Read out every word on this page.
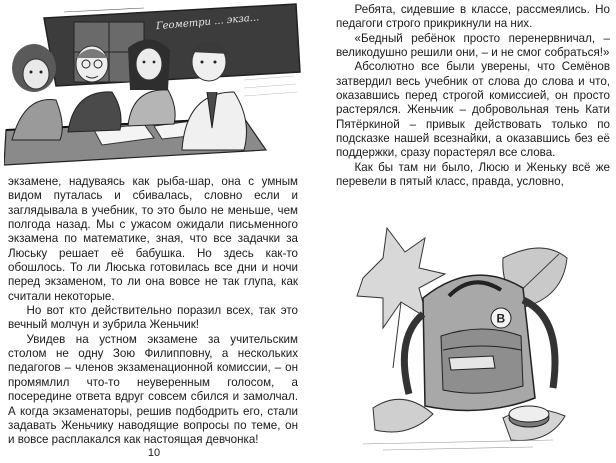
Геометри ... экза...

экзамене, надуваясь как рыба-шар, она с умным видом путалась и сбивалась, словно если и заглядывала в учебник, то это было не меньше, чем полгода назад. Мы с ужасом ожидали письменного экзамена по математике, зная, что все задачки за Люську решает её бабушка. Но здесь как-то обошлось. То ли Люська готовилась все дни и ночи перед экзаменом, то ли она вовсе не так глупа, как считали некоторые.

Но вот кто действительно поразил всех, так это вечный молчун и зубрила Женьчик!

Увидев на устном экзамене за учительским столом не одну Зою Филипповну, а нескольких педагогов – членов экзаменационной комиссии, – он промямлил что-то неуверенным голосом, а посередине ответа вдруг совсем сбился и замолчал. А когда экзаменаторы, решив подбодрить его, стали задавать Женьчику наводящие вопросы по теме, он и вовсе расплакался как настоящая девчонка!

10

Ребята, сидевшие в классе, рассмеялись. Но педагоги строго прикрикнули на них.

«Бедный ребёнок просто перенервничал, – великодушно решили они, – и не смог собраться!»

Абсолютно все были уверены, что Семёнов затвердил весь учебник от слова до слова и что, оказавшись перед строгой комиссией, он просто растерялся. Женьчик – добровольная тень Кати Пятёркиной – привык действовать только по подсказке нашей всезнайки, а оказавшись без её поддержки, сразу порастерял все слова.

Как бы там ни было, Люсю и Женьку всё же перевели в пятый класс, правда, условно,

В
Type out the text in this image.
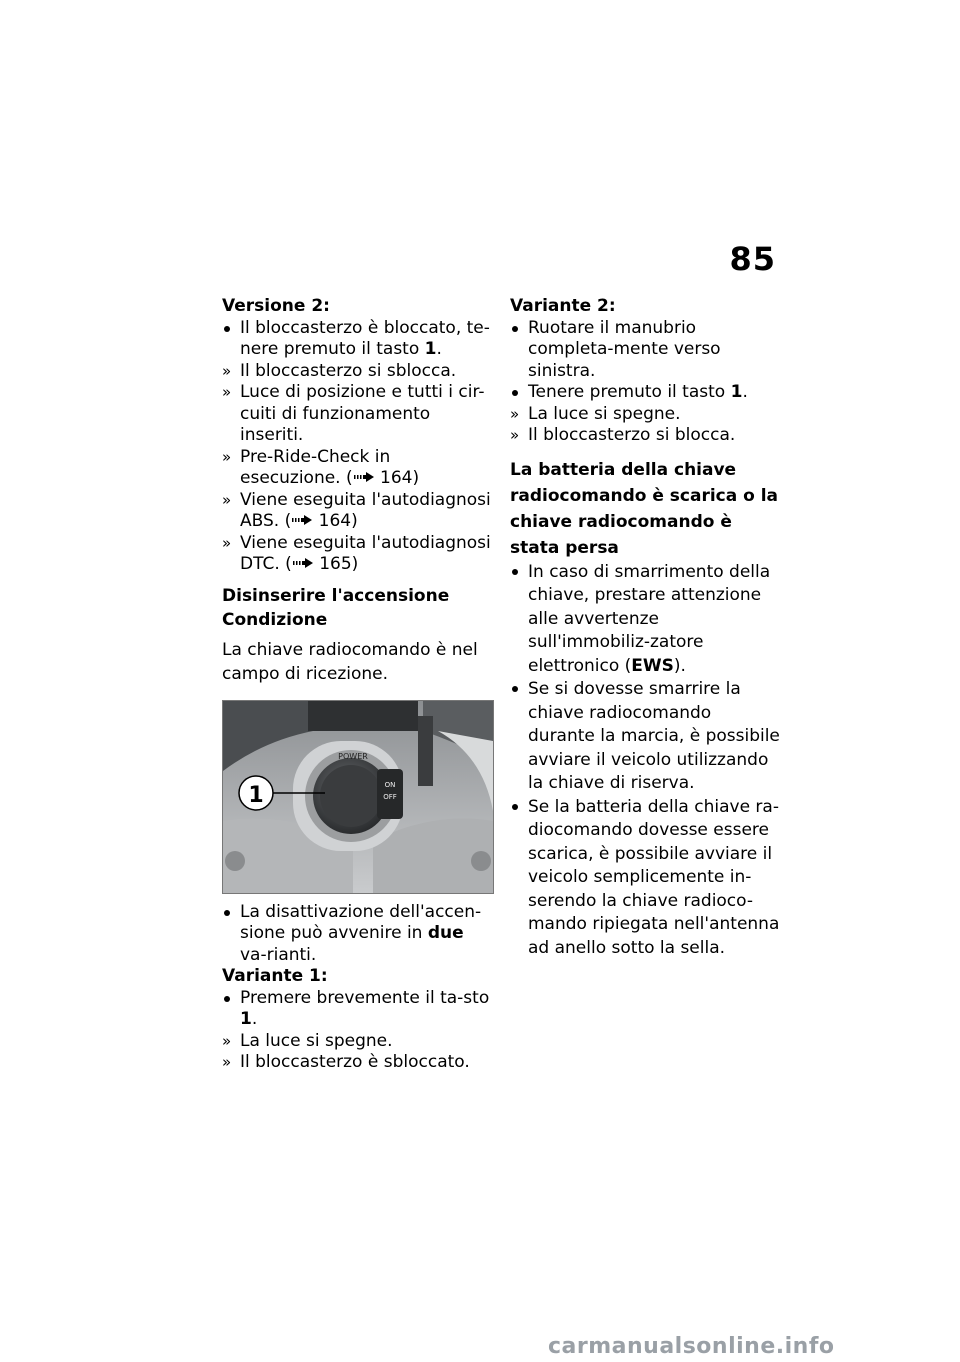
85

Versione 2:

Il bloccasterzo è bloccato, te-nere premuto il tasto 1.
»
Il bloccasterzo si sblocca.
»
Luce di posizione e tutti i cir-cuiti di funzionamento inseriti.
»
Pre-Ride-Check in esecuzione. ( 164)
»
Viene eseguita l'autodiagnosi ABS. ( 164)
»
Viene eseguita l'autodiagnosi DTC. ( 165)

Disinserire l'accensione

Condizione

La chiave radiocomando è nel campo di ricezione.

POWER
ON
OFF
1
La disattivazione dell'accen-sione può avvenire in due va-rianti.

Variante 1:

Premere brevemente il ta-sto 1.
»
La luce si spegne.
»
Il bloccasterzo è sbloccato.

Variante 2:

Ruotare il manubrio completa-mente verso sinistra.
Tenere premuto il tasto 1.
»
La luce si spegne.
»
Il bloccasterzo si blocca.

La batteria della chiave radiocomando è scarica o la chiave radiocomando è stata persa

In caso di smarrimento della chiave, prestare attenzione alle avvertenze sull'immobiliz-zatore elettronico (EWS).
Se si dovesse smarrire la chiave radiocomando durante la marcia, è possibile avviare il veicolo utilizzando la chiave di riserva.
Se la batteria della chiave ra-diocomando dovesse essere scarica, è possibile avviare il veicolo semplicemente in-serendo la chiave radioco-mando ripiegata nell'antenna ad anello sotto la sella.
carmanualsonline.info
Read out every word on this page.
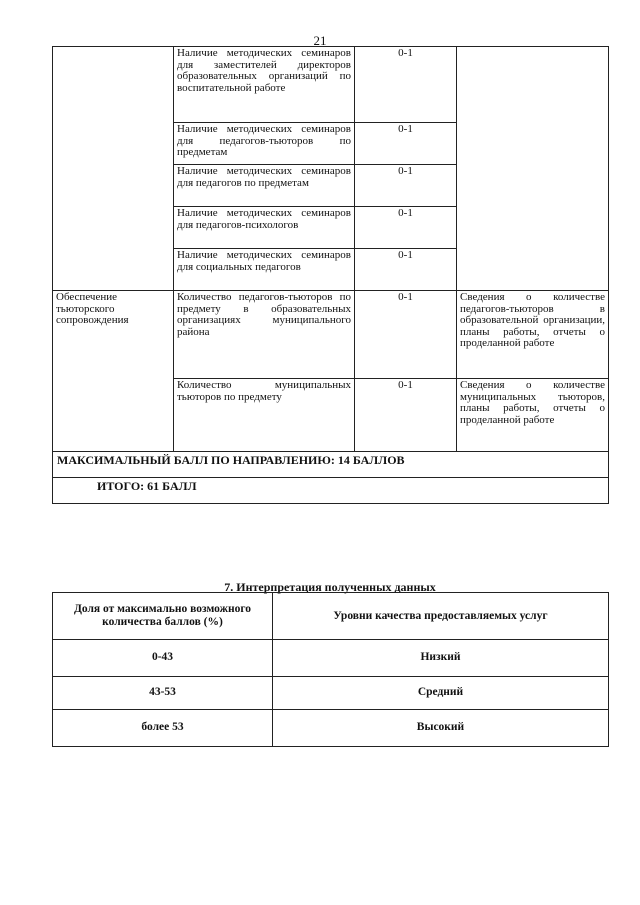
21
	Наличие методических семинаров для заместителей директоров образовательных организаций по воспитательной работе	0-1	
	Наличие методических семинаров для педагогов-тьюторов по предметам	0-1	
	Наличие методических семинаров для педагогов по предметам	0-1	
	Наличие методических семинаров для педагогов-психологов	0-1	
	Наличие методических семинаров для социальных педагогов	0-1	
Обеспечение тьюторского сопровождения	Количество педагогов-тьюторов по предмету в образовательных организациях муниципального района	0-1	Сведения о количестве педагогов-тьюторов в образовательной организации, планы работы, отчеты о проделанной работе
	Количество муниципальных тьюторов по предмету	0-1	Сведения о количестве муниципальных тьюторов, планы работы, отчеты о проделанной работе
МАКСИМАЛЬНЫЙ БАЛЛ ПО НАПРАВЛЕНИЮ: 14 БАЛЛОВ			
ИТОГО: 61 БАЛЛ			
7. Интерпретация полученных данных
Доля от максимально возможного количества баллов (%)	Уровни качества предоставляемых услуг
0-43	Низкий
43-53	Средний
более 53	Высокий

━━━━━━━━━━━━━━━━━━━━━━━━━━━━━━

Written exercise: Copy down every line of the material above that includes the string "экзамене".

Solution:
экзамене, надуваясь как рыба-шар, она с умным видом путалась и сбивалась, словно если и заглядывала в учебник, то это было не меньше, чем полгода назад. Мы с ужасом ожидали письменного экзамена по математике, зная, что все задачки за Люську решает её бабушка. Но здесь как-то обошлось. То ли Люська готовилась все дни и ночи перед экзаменом, то ли она вовсе не так глупа, как считали некоторые.
Увидев на устном экзамене за учительским столом не одну Зою Филипповну, а нескольких педагогов – членов экзаменационной комиссии, – он промямлил что-то неуверенным голосом, а посередине ответа вдруг совсем сбился и замолчал. А когда экзаменаторы, решив подбодрить его, стали задавать Женьчику наводящие вопросы по теме, он и вовсе расплакался как настоящая девчонка!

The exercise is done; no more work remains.